● **TASK**
Print out the material that follows word for word.

● **EXTRACTED RECORDS**
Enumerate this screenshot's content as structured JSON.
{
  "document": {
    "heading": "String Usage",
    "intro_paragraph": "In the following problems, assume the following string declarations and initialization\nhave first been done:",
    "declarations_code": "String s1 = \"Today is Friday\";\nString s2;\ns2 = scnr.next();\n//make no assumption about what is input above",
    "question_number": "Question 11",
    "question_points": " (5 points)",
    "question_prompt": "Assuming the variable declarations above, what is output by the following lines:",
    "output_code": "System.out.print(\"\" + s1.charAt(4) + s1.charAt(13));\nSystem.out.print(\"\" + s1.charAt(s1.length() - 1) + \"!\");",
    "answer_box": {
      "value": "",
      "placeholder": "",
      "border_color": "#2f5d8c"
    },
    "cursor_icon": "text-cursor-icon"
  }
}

● **EXERCISE OUTPUT**
Enumerate this screenshot's content as structured JSON.
{
  "document": {
    "heading": "String Usage",
    "intro_paragraph": "In the following problems, assume the following string declarations and initialization\nhave first been done:",
    "declarations_code": "String s1 = \"Today is Friday\";\nString s2;\ns2 = scnr.next();\n//make no assumption about what is input above",
    "question_number": "Question 11",
    "question_points": " (5 points)",
    "question_prompt": "Assuming the variable declarations above, what is output by the following lines:",
    "output_code": "System.out.print(\"\" + s1.charAt(4) + s1.charAt(13));\nSystem.out.print(\"\" + s1.charAt(s1.length() - 1) + \"!\");",
    "answer_box": {
      "value": "",
      "placeholder": "",
      "border_color": "#2f5d8c"
    },
    "cursor_icon": "text-cursor-icon"
  }
}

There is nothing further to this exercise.